───── Text to read ─────

Motherboards with the Z77 chipset and PCIe 3.0 coupled with Ivy Bridge will be the ones to get if you still haven't gotten SB and are waiting for IB FINALLY we'll be able to get true tri-CF/SLI in a motherboard under $200. While two of the slots would be running at 4x, remember that they support PCIe 3.0 and it's therefore the equivalent of PCIe 2.0 x8. And since the 28nm GPUs from NVIDIA and AMD will support it, we'll get a true solution at last. Since the chipset will also support USB 3.0, vendors can combine both the chipset and add a Marvell or ASMedia controller so we can have 6 to 10 USB 3.0 through I/O ports and headers. Yay!
 
A nice gaming platform for sure, but a feature set not much different than the current sandy 6-series. Many 6 series boards have pcie3.0 support, usb 3.0, etc. Not to mention current, and probably next gen, graphics cards don't even saturate pcie 2.0 bandwidth.
 
[citation][nom]ojas[/nom]So this means pcie 3.0, usb 3.0, IGP with dx11, similar naming scheme, lower tdp...if they manage to deliver decent entry level gpu performance while delivering on their promised performance increase over sandy bridge, intel have a huge win lined up for them.i hope amd gets its act together soon enough...[/citation]

For most users. Unfortunately, most people buying desktops and even laptops today are gaming users who need a little more 'oomph' than any Intel GPU would bring to the table.
 
I'm not planning to build another system "this soon"...

───── Record list ─────

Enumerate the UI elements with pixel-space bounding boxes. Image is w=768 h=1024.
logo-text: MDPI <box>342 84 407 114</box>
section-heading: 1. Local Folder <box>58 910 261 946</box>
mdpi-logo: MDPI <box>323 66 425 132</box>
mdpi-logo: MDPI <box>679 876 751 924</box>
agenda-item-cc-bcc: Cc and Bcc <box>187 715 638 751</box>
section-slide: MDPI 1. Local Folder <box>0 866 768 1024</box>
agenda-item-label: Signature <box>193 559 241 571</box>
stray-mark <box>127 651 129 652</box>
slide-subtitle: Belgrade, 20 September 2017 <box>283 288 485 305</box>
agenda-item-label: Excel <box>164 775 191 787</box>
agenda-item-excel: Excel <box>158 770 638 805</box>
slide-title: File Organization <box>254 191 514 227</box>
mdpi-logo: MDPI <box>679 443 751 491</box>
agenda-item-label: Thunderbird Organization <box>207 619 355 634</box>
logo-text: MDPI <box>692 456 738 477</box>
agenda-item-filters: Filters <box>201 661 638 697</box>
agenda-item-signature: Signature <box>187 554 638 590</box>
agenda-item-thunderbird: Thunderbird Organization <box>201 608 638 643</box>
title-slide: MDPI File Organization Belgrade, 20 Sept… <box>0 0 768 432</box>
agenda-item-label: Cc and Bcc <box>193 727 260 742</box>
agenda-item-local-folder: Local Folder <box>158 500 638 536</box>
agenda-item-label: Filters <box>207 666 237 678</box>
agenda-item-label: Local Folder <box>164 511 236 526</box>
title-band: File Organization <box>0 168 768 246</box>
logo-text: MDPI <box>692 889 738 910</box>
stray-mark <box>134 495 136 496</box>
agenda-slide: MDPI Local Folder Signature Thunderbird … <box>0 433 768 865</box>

─────

• **To-do list**
1. Name every company that the Z77 comments mention.
2. Please take the entries from their first line through the line containing "agenda-item-cc-bcc: Cc and", swap "Folder" for "Directory", and give only those lines back with nothing else altered.
The entries have nothing to do with the Z77 comments.

• **Solution set**
1. NVIDIA, AMD, Marvell, ASMedia, Intel

2.
Enumerate the UI elements with pixel-space bounding boxes. Image is w=768 h=1024.
logo-text: MDPI <box>342 84 407 114</box>
section-heading: 1. Local Directory <box>58 910 261 946</box>
mdpi-logo: MDPI <box>323 66 425 132</box>
mdpi-logo: MDPI <box>679 876 751 924</box>
agenda-item-cc-bcc: Cc and Bcc <box>187 715 638 751</box>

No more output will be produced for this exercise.